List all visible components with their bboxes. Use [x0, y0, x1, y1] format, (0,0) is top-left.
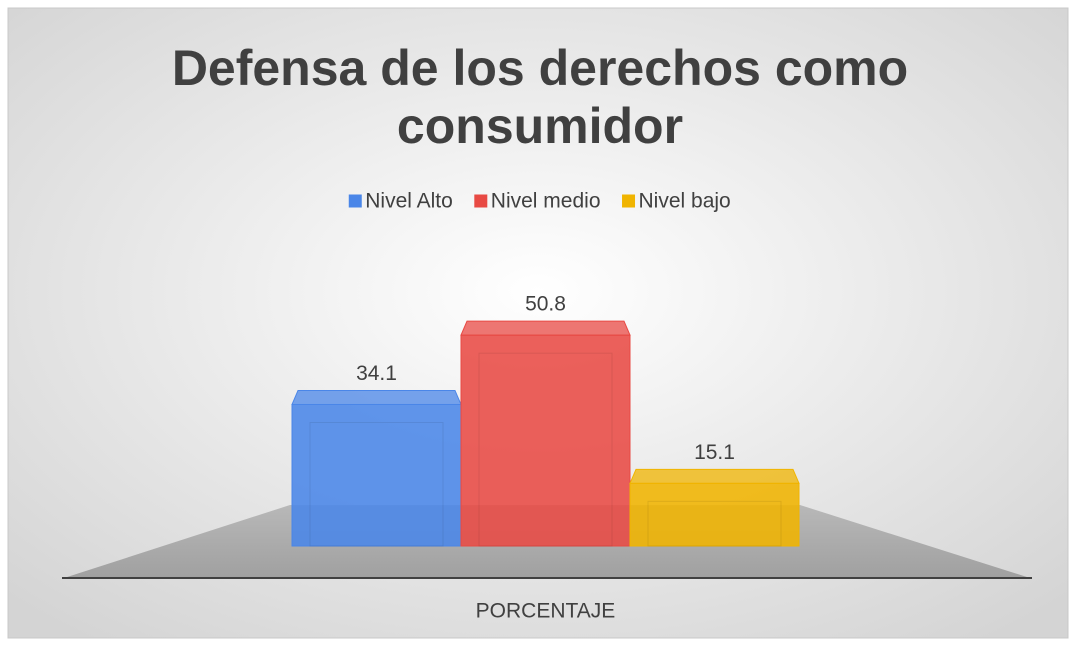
data-label: 50.8: [525, 293, 566, 316]
bar: [629, 482, 800, 547]
bar-inner: [647, 500, 782, 547]
chart-title: consumidor: [397, 98, 683, 154]
legend-label: Nivel medio: [491, 190, 601, 213]
bar-inner: [309, 421, 444, 547]
legend-label: Nivel Alto: [365, 190, 453, 213]
data-label: 15.1: [694, 441, 735, 464]
bar-inner: [478, 352, 613, 547]
legend-swatch: [474, 194, 488, 208]
legend-swatch: [348, 194, 362, 208]
legend-swatch: [622, 194, 636, 208]
bar-top: [460, 320, 631, 336]
bar-top: [629, 468, 800, 484]
bar: [460, 334, 631, 547]
chart-title: Defensa de los derechos como: [172, 40, 908, 96]
data-label: 34.1: [356, 362, 397, 385]
bar-top: [291, 389, 462, 405]
bar: [291, 403, 462, 547]
legend-label: Nivel bajo: [639, 190, 731, 213]
x-tick-label: PORCENTAJE: [476, 600, 616, 623]
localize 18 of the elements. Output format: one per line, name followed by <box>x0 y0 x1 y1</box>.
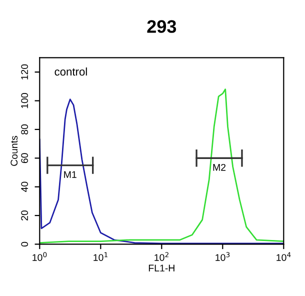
y-tick-label: 20 <box>21 210 28 220</box>
x-tick-label: 10$^{3}$ <box>216 252 230 261</box>
x-axis-title: FL1-H <box>148 264 174 272</box>
y-tick-label: 80 <box>21 124 28 134</box>
y-tick-label: 60 <box>21 153 28 164</box>
series-label: M2 <box>213 164 226 171</box>
x-tick-label: 10$^{1}$ <box>94 252 108 261</box>
y-axis-title: Counts <box>10 136 18 166</box>
series-label: M1 <box>64 171 76 178</box>
y-tick-label: 40 <box>21 182 28 192</box>
x-tick-label: 10$^{4}$ <box>276 252 291 261</box>
chart-title: 293 <box>147 20 176 33</box>
x-tick-label: 10$^{0}$ <box>32 252 47 261</box>
x-tick-label: 10$^{2}$ <box>154 252 168 261</box>
y-tick-label: 100 <box>21 93 28 108</box>
y-tick-label: 0 <box>21 242 28 247</box>
annotation: control <box>54 67 87 76</box>
y-tick-label: 120 <box>21 64 28 80</box>
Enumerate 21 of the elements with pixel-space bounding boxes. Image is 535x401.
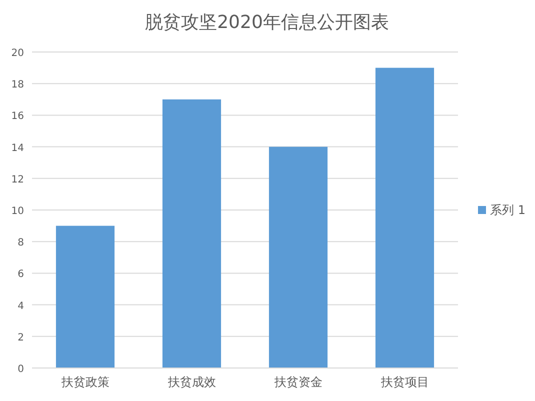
legend-label: 系列 1 — [490, 203, 526, 217]
y-tick-label: 8 — [18, 238, 24, 249]
y-tick-label: 0 — [18, 364, 24, 375]
y-tick-label: 6 — [18, 269, 24, 280]
y-tick-label: 16 — [11, 111, 24, 122]
x-tick-label: 扶贫政策 — [60, 375, 110, 389]
y-tick-label: 4 — [18, 300, 24, 312]
x-tick-label: 扶贫成效 — [166, 375, 216, 389]
y-tick-label: 18 — [11, 80, 24, 91]
y-tick-label: 14 — [11, 142, 24, 154]
x-tick-label: 扶贫项目 — [380, 375, 429, 389]
bar — [162, 99, 222, 368]
y-tick-label: 20 — [11, 48, 24, 59]
y-tick-label: 12 — [11, 174, 24, 186]
x-tick-label: 扶贫资金 — [273, 375, 322, 389]
bar — [56, 226, 115, 368]
y-tick-label: 2 — [18, 332, 24, 344]
chart-title: 脱贫攻坚2020年信息公开图表 — [145, 12, 389, 33]
y-tick-label: 10 — [11, 206, 24, 217]
bar — [375, 68, 434, 368]
bar — [268, 146, 328, 368]
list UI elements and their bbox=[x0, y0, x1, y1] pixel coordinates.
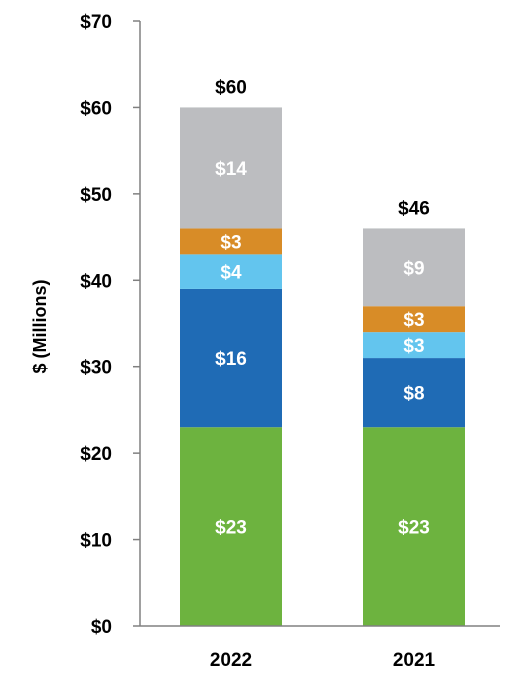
x-tick-label: 2021 bbox=[393, 650, 436, 671]
segment-value-label: $4 bbox=[220, 263, 242, 284]
y-tick-label: $30 bbox=[80, 358, 112, 379]
y-axis-title: $ (Millions) bbox=[30, 279, 50, 373]
segment-value-label: $3 bbox=[403, 310, 424, 331]
y-tick-label: $70 bbox=[80, 12, 112, 33]
bar-segment bbox=[180, 254, 282, 289]
total-value-label: $46 bbox=[398, 198, 430, 219]
segment-value-label: $23 bbox=[398, 518, 430, 539]
bar-segment bbox=[180, 288, 282, 428]
bars bbox=[180, 107, 465, 626]
y-tick-label: $50 bbox=[80, 185, 112, 206]
bar-segment bbox=[180, 427, 282, 626]
bar-segment bbox=[363, 332, 465, 359]
bar-segment bbox=[180, 107, 282, 229]
total-value-label: $60 bbox=[215, 77, 247, 98]
bar-segment bbox=[180, 228, 282, 255]
bar-segment bbox=[363, 228, 465, 307]
bar-segment bbox=[363, 358, 465, 428]
x-tick-label: 2022 bbox=[210, 650, 252, 671]
x-axis: 2022 2021 bbox=[140, 625, 500, 671]
segment-value-label: $23 bbox=[215, 518, 247, 539]
y-tick-label: $0 bbox=[91, 617, 112, 638]
bar-segment bbox=[363, 427, 465, 626]
segment-value-label: $3 bbox=[403, 336, 424, 357]
segment-value-label: $8 bbox=[403, 384, 424, 405]
bar-segment bbox=[363, 306, 465, 333]
y-tick-label: $10 bbox=[80, 531, 112, 552]
segment-value-label: $9 bbox=[403, 258, 424, 279]
y-axis: $0 $10 $20 $30 $40 $50 $60 $70 bbox=[80, 12, 141, 638]
segment-value-label: $3 bbox=[220, 232, 241, 253]
y-tick-label: $60 bbox=[80, 98, 112, 119]
bar-labels: $23 $16 $4 $3 $14 $60 $23 $8 $3 $3 $9 $46 bbox=[215, 77, 430, 538]
y-tick-label: $20 bbox=[80, 444, 112, 465]
segment-value-label: $14 bbox=[215, 159, 247, 180]
y-tick-label: $40 bbox=[80, 271, 112, 292]
segment-value-label: $16 bbox=[215, 349, 247, 370]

··········

What is asked. Convert all the lines above into a JSON list of strings with one string per line, skipping blank lines. Leave the pictures out of the answer.

Answer to the task.
[
  "List all visible components with their bboxes. Use [x0, y0, x1, y1] format, (0,0) is top-left.",
  "data-label: 50.8: [525, 293, 566, 316]",
  "bar: [629, 482, 800, 547]",
  "bar-inner: [647, 500, 782, 547]",
  "chart-title: consumidor: [397, 98, 683, 154]",
  "legend-label: Nivel medio: [491, 190, 601, 213]",
  "bar-inner: [309, 421, 444, 547]",
  "legend-label: Nivel Alto: [365, 190, 453, 213]",
  "data-label: 15.1: [694, 441, 735, 464]",
  "bar-inner: [478, 352, 613, 547]",
  "legend-swatch: [474, 194, 488, 208]",
  "legend-swatch: [348, 194, 362, 208]",
  "legend-swatch: [622, 194, 636, 208]",
  "bar-top: [460, 320, 631, 336]",
  "bar-top: [629, 468, 800, 484]",
  "bar: [460, 334, 631, 547]",
  "chart-title: Defensa de los derechos como: [172, 40, 908, 96]",
  "data-label: 34.1: [356, 362, 397, 385]",
  "bar-top: [291, 389, 462, 405]",
  "bar: [291, 403, 462, 547]",
  "legend-label: Nivel bajo: [639, 190, 731, 213]",
  "x-tick-label: PORCENTAJE: [476, 600, 616, 623]",
  "localize 18 of the elements. Output format: one per line, name followed by <box>x0 y0 x1 y1</box>.",
  "y-tick-label: 20 <box>21 210 28 220</box>",
  "x-tick-label: 10$^{3}$ <box>216 252 230 261</box>",
  "x-axis-title: FL1-H <box>148 264 174 272</box>",
  "y-tick-label: 80 <box>21 124 28 134</box>",
  "y-tick-label: 60 <box>21 153 28 164</box>",
  "series-label: M2 <box>213 164 226 171</box>",
  "x-tick-label: 10$^{1}$ <box>94 252 108 261</box>",
  "y-axis-title: Counts <box>10 136 18 166</box>",
  "series-label: M1 <box>64 171 76 178</box>",
  "y-tick-label: 40 <box>21 182 28 192</box>",
  "x-tick-label: 10$^{4}$ <box>276 252 291 261</box>",
  "chart-title: 293 <box>147 20 176 33</box>",
  "x-tick-label: 10$^{0}$ <box>32 252 47 261</box>",
  "x-tick-label: 10$^{2}$ <box>154 252 168 261</box>",
  "y-tick-label: 100 <box>21 93 28 108</box>",
  "y-tick-label: 0 <box>21 242 28 247</box>",
  "annotation: control <box>54 67 87 76</box>",
  "y-tick-label: 120 <box>21 64 28 80</box>",
  "Enumerate 21 of the elements with pixel-space bounding boxes. Image is 535x401.",
  "legend-label: 系列 1 — [490, 203, 526, 217]",
  "y-tick-label: 8 — [18, 238, 24, 249]",
  "y-tick-label: 0 — [18, 364, 24, 375]",
  "y-tick-label: 6 — [18, 269, 24, 280]",
  "y-tick-label: 16 — [11, 111, 24, 122]",
  "x-tick-label: 扶贫政策 — [60, 375, 110, 389]",
  "y-tick-label: 4 — [18, 300, 24, 312]",
  "x-tick-label: 扶贫成效 — [166, 375, 216, 389]",
  "y-tick-label: 18 — [11, 80, 24, 91]",
  "y-tick-label: 14 — [11, 142, 24, 154]",
  "x-tick-label: 扶贫项目 — [380, 375, 429, 389]",
  "bar — [162, 99, 222, 368]",
  "y-tick-label: 20 — [11, 48, 24, 59]",
  "y-tick-label: 12 — [11, 174, 24, 186]",
  "x-tick-label: 扶贫资金 — [273, 375, 322, 389]",
  "bar — [56, 226, 115, 368]",
  "y-tick-label: 2 — [18, 332, 24, 344]",
  "chart-title: 脱贫攻坚2020年信息公开图表 — [145, 12, 389, 33]",
  "y-tick-label: 10 — [11, 206, 24, 217]",
  "bar — [375, 68, 434, 368]",
  "bar — [268, 146, 328, 368]",
  "list UI elements and their bbox=[x0, y0, x1, y1] pixel coordinates.",
  "x-tick-label: 2021 bbox=[393, 650, 436, 671]",
  "segment-value-label: $4 bbox=[220, 263, 242, 284]",
  "y-tick-label: $30 bbox=[80, 358, 112, 379]",
  "y-axis-title: $ (Millions) bbox=[30, 279, 50, 373]",
  "segment-value-label: $3 bbox=[403, 310, 424, 331]",
  "y-tick-label: $70 bbox=[80, 12, 112, 33]",
  "bar-segment bbox=[180, 254, 282, 289]",
  "total-value-label: $46 bbox=[398, 198, 430, 219]",
  "segment-value-label: $23 bbox=[398, 518, 430, 539]",
  "bar-segment bbox=[180, 288, 282, 428]",
  "bars bbox=[180, 107, 465, 626]",
  "y-tick-label: $50 bbox=[80, 185, 112, 206]",
  "bar-segment bbox=[180, 427, 282, 626]",
  "bar-segment bbox=[363, 332, 465, 359]",
  "bar-segment bbox=[180, 107, 282, 229]",
  "total-value-label: $60 bbox=[215, 77, 247, 98]",
  "bar-segment bbox=[180, 228, 282, 255]",
  "bar-segment bbox=[363, 228, 465, 307]",
  "bar-segment bbox=[363, 358, 465, 428]",
  "x-tick-label: 2022 bbox=[210, 650, 252, 671]",
  "x-axis: 2022 2021 bbox=[140, 625, 500, 671]",
  "segment-value-label: $23 bbox=[215, 518, 247, 539]",
  "y-tick-label: $0 bbox=[91, 617, 112, 638]",
  "bar-segment bbox=[363, 427, 465, 626]",
  "segment-value-label: $3 bbox=[403, 336, 424, 357]",
  "segment-value-label: $8 bbox=[403, 384, 424, 405]",
  "bar-segment bbox=[363, 306, 465, 333]",
  "y-tick-label: $10 bbox=[80, 531, 112, 552]",
  "segment-value-label: $9 bbox=[403, 258, 424, 279]",
  "y-axis: $0 $10 $20 $30 $40 $50 $60 $70 bbox=[80, 12, 141, 638]",
  "segment-value-label: $3 bbox=[220, 232, 241, 253]",
  "y-tick-label: $60 bbox=[80, 98, 112, 119]",
  "bar-labels: $23 $16 $4 $3 $14 $60 $23 $8 $3 $3 $9 $46 bbox=[215, 77, 430, 538]",
  "y-tick-label: $20 bbox=[80, 444, 112, 465]",
  "segment-value-label: $14 bbox=[215, 159, 247, 180]",
  "y-tick-label: $40 bbox=[80, 271, 112, 292]",
  "segment-value-label: $16 bbox=[215, 349, 247, 370]"
]